__Uit te voeren__
Vat de uitspraak van de Hoge Raad over het cassatieberoep samen in twee zinnen.

__Tekstfragment__
>>>>
ECLI:NL:HR:2017:863

Hoge Raad

Datum uitspraak
12 mei 2017
Publicatiedatum
11 mei 2017
Zaaknummer
17/01718
Instantie
Hoge Raad
Type
Uitspraak
Rechtsgebied
Bestuursrecht; Belastingrecht
Procedures
  • Cassatie
Vindplaatsen
  • Rechtspraak.nl
AI samenvatting door LexboostAutomatisch gegenereerd

Ontvankelijkheid van het beroep in cassatie tegen uitspraken van de Afdeling bestuursrechtspraak van de Raad van State

In deze zaak heeft de Hoge Raad op 12 mei 2017 uitspraak gedaan in het beroep in cassatie van een belanghebbende tegen een uitspraak van de Afdeling bestuursrechtspraak van de Raad van State. De zaak betreft de kinderopvangtoeslag voor het jaar 2013, waarbij de belanghebbende in hoger beroep ging tegen een eerdere uitspraak van de Rechtbank Midden-Nederland. De Hoge Raad heeft in zijn beoordeling vastgesteld dat er geen wettelijke basis is voor het indienen van een beroep in cassatie tegen uitspraken van de Afdeling bestuursrechtspraak van de Raad van State, zoals in deze zaak. Hierdoor werd het beroep in cassatie niet-ontvankelijk verklaard. De Hoge Raad heeft ook geoordeeld dat er geen termen aanwezig zijn voor een veroordeling in de proceskosten, wat betekent dat de kosten van de procedure niet worden verhaald op de belanghebbende. Deze uitspraak benadrukt de beperkingen van de cassatieprocedure in bestuursrechtelijke zaken en de noodzaak voor een wettelijke basis voor dergelijke beroepen.
<<<<
__Aangeleverd materiaal__
>>>>
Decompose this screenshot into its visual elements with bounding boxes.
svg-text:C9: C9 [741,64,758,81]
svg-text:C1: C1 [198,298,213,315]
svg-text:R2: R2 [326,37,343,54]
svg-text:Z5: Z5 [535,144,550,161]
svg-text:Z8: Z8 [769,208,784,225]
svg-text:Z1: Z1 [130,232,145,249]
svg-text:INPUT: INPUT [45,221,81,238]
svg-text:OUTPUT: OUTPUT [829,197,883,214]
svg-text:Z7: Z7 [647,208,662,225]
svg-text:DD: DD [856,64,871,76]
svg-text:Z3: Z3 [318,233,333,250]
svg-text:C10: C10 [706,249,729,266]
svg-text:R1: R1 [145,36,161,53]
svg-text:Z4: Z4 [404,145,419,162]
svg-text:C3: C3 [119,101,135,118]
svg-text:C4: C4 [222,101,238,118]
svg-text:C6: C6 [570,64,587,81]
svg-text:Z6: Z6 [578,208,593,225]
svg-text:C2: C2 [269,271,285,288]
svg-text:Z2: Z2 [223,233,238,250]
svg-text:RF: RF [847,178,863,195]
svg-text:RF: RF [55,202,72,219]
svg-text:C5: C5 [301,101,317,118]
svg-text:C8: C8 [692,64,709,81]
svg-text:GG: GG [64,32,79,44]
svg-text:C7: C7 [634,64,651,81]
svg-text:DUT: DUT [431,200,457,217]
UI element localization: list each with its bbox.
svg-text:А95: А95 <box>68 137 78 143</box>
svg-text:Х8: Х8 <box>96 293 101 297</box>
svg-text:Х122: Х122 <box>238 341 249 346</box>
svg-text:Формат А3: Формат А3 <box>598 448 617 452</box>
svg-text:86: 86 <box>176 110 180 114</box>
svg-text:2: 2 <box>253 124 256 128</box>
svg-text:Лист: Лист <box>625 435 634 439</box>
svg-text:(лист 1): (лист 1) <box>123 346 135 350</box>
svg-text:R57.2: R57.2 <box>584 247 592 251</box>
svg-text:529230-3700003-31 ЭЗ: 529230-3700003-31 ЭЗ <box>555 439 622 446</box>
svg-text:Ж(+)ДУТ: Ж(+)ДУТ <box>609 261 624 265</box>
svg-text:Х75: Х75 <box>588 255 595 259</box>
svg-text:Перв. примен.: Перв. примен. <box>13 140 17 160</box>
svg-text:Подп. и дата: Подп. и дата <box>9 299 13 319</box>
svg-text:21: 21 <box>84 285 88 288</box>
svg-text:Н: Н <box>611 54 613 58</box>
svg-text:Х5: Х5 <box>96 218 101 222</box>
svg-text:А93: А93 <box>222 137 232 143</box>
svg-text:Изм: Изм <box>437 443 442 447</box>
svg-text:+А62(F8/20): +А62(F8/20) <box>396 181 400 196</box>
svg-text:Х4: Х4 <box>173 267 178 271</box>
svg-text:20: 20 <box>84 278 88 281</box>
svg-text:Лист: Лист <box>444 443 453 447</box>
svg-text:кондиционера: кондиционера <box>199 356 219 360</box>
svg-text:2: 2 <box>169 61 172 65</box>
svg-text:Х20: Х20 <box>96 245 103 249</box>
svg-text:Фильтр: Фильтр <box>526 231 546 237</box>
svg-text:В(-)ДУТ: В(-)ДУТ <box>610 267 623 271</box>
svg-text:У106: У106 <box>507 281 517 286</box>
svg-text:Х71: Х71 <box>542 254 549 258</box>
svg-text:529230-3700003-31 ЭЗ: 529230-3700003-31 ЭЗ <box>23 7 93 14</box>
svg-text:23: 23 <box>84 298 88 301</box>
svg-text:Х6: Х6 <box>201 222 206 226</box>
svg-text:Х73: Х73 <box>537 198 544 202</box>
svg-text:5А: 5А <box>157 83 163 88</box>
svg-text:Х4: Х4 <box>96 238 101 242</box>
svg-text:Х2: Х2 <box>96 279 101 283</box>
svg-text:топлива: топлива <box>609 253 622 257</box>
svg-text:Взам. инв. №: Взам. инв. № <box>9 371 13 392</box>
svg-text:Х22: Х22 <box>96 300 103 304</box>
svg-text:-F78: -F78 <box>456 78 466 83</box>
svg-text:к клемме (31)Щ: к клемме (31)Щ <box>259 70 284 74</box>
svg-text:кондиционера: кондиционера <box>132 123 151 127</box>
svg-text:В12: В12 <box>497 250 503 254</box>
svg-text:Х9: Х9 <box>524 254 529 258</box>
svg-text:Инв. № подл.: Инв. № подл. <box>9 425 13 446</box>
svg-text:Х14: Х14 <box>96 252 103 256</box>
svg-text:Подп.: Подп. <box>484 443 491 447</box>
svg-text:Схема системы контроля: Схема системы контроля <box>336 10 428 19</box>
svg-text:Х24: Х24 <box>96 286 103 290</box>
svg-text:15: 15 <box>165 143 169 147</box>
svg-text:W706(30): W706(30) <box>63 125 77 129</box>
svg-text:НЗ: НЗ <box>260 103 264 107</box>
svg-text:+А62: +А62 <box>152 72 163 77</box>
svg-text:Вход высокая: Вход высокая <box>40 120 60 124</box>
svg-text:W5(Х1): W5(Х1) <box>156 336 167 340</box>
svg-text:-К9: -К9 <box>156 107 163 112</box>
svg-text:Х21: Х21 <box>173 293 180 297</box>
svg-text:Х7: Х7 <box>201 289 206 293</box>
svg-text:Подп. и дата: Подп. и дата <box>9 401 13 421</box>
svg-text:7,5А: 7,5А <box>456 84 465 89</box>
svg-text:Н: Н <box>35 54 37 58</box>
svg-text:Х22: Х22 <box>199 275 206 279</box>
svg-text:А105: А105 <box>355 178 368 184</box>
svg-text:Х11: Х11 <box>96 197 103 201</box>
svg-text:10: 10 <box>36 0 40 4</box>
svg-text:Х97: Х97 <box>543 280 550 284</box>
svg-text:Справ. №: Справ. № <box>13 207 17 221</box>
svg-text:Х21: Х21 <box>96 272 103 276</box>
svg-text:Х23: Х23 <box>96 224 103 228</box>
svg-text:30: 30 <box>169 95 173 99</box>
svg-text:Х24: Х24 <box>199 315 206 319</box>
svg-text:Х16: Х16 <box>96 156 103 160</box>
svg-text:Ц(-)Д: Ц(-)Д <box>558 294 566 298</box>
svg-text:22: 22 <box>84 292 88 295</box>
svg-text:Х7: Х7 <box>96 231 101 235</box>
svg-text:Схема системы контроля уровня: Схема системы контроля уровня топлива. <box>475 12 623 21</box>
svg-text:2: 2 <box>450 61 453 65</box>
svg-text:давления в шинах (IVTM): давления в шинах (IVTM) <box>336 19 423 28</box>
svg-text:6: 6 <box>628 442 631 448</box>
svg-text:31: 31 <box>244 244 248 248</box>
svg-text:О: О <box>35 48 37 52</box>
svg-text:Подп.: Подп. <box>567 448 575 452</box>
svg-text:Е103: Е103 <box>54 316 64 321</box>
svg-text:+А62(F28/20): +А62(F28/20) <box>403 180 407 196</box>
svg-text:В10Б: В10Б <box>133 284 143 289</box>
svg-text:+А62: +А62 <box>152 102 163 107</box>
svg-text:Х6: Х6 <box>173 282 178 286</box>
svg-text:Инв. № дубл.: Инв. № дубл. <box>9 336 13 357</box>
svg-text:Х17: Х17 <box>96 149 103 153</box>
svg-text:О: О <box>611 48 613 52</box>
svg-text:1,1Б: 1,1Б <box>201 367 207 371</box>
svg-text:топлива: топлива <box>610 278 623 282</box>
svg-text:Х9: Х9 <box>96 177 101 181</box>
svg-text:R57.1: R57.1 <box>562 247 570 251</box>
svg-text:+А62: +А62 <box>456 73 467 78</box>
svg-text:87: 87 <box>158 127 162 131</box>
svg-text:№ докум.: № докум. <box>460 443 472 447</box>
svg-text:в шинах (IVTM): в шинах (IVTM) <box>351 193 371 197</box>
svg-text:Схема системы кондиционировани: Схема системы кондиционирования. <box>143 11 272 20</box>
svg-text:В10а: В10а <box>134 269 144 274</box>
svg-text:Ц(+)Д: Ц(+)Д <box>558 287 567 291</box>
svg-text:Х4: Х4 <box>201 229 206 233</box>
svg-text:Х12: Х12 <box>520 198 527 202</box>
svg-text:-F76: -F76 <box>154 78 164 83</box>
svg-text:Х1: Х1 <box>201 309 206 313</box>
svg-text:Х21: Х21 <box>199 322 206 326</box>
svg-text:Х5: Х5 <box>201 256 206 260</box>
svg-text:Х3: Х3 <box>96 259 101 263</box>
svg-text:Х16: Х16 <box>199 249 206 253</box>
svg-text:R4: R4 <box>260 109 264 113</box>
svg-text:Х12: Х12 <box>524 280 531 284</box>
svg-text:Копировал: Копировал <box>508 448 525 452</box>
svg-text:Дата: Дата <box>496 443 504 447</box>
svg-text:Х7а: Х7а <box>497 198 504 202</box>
<<<<
__Het antwoord__
Op 12 mei 2017 deed de Hoge Raad uitspraak in het beroep in cassatie van een belanghebbende tegen een uitspraak van de Afdeling bestuursrechtspraak van de Raad van State over de kinderopvangtoeslag voor het jaar 2013. Omdat er geen wettelijke basis is voor een beroep in cassatie tegen zulke uitspraken, verklaarde de Hoge Raad het beroep niet-ontvankelijk.